**Rows from a dataset:**
========================================================================
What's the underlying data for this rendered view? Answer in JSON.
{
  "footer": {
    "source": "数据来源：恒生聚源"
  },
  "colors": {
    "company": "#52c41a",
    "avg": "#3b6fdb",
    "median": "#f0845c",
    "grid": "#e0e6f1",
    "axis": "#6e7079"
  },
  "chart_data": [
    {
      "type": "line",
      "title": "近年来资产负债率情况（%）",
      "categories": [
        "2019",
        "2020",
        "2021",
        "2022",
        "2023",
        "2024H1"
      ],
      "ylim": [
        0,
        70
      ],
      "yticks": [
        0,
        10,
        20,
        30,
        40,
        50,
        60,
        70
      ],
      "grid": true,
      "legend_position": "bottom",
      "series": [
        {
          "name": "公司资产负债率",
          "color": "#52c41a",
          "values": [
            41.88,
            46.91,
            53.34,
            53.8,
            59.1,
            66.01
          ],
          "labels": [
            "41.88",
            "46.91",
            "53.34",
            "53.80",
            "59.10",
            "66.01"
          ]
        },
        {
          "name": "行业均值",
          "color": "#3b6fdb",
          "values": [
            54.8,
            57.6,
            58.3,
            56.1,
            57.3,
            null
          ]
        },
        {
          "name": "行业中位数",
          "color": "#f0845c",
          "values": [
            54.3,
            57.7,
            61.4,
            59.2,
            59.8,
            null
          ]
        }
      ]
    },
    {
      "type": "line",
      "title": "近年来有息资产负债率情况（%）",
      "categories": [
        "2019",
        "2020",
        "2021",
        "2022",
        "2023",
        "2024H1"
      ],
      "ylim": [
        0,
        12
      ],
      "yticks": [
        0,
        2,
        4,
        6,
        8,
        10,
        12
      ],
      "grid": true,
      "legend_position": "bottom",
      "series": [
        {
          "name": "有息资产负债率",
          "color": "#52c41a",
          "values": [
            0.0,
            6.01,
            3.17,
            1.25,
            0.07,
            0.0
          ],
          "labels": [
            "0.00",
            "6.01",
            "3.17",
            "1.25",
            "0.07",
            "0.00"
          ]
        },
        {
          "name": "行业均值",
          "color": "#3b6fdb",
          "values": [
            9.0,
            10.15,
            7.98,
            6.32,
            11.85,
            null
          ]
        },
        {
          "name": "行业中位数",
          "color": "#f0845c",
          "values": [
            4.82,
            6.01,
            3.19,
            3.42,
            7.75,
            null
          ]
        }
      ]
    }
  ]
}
========================================================================
**Stated task:** Reproduce each entry above exactly, keeping every word.

**Answer to the problem:**
What's the underlying data for this rendered view? Answer in JSON.
{
  "footer": {
    "source": "数据来源：恒生聚源"
  },
  "colors": {
    "company": "#52c41a",
    "avg": "#3b6fdb",
    "median": "#f0845c",
    "grid": "#e0e6f1",
    "axis": "#6e7079"
  },
  "chart_data": [
    {
      "type": "line",
      "title": "近年来资产负债率情况（%）",
      "categories": [
        "2019",
        "2020",
        "2021",
        "2022",
        "2023",
        "2024H1"
      ],
      "ylim": [
        0,
        70
      ],
      "yticks": [
        0,
        10,
        20,
        30,
        40,
        50,
        60,
        70
      ],
      "grid": true,
      "legend_position": "bottom",
      "series": [
        {
          "name": "公司资产负债率",
          "color": "#52c41a",
          "values": [
            41.88,
            46.91,
            53.34,
            53.8,
            59.1,
            66.01
          ],
          "labels": [
            "41.88",
            "46.91",
            "53.34",
            "53.80",
            "59.10",
            "66.01"
          ]
        },
        {
          "name": "行业均值",
          "color": "#3b6fdb",
          "values": [
            54.8,
            57.6,
            58.3,
            56.1,
            57.3,
            null
          ]
        },
        {
          "name": "行业中位数",
          "color": "#f0845c",
          "values": [
            54.3,
            57.7,
            61.4,
            59.2,
            59.8,
            null
          ]
        }
      ]
    },
    {
      "type": "line",
      "title": "近年来有息资产负债率情况（%）",
      "categories": [
        "2019",
        "2020",
        "2021",
        "2022",
        "2023",
        "2024H1"
      ],
      "ylim": [
        0,
        12
      ],
      "yticks": [
        0,
        2,
        4,
        6,
        8,
        10,
        12
      ],
      "grid": true,
      "legend_position": "bottom",
      "series": [
        {
          "name": "有息资产负债率",
          "color": "#52c41a",
          "values": [
            0.0,
            6.01,
            3.17,
            1.25,
            0.07,
            0.0
          ],
          "labels": [
            "0.00",
            "6.01",
            "3.17",
            "1.25",
            "0.07",
            "0.00"
          ]
        },
        {
          "name": "行业均值",
          "color": "#3b6fdb",
          "values": [
            9.0,
            10.15,
            7.98,
            6.32,
            11.85,
            null
          ]
        },
        {
          "name": "行业中位数",
          "color": "#f0845c",
          "values": [
            4.82,
            6.01,
            3.19,
            3.42,
            7.75,
            null
          ]
        }
      ]
    }
  ]
}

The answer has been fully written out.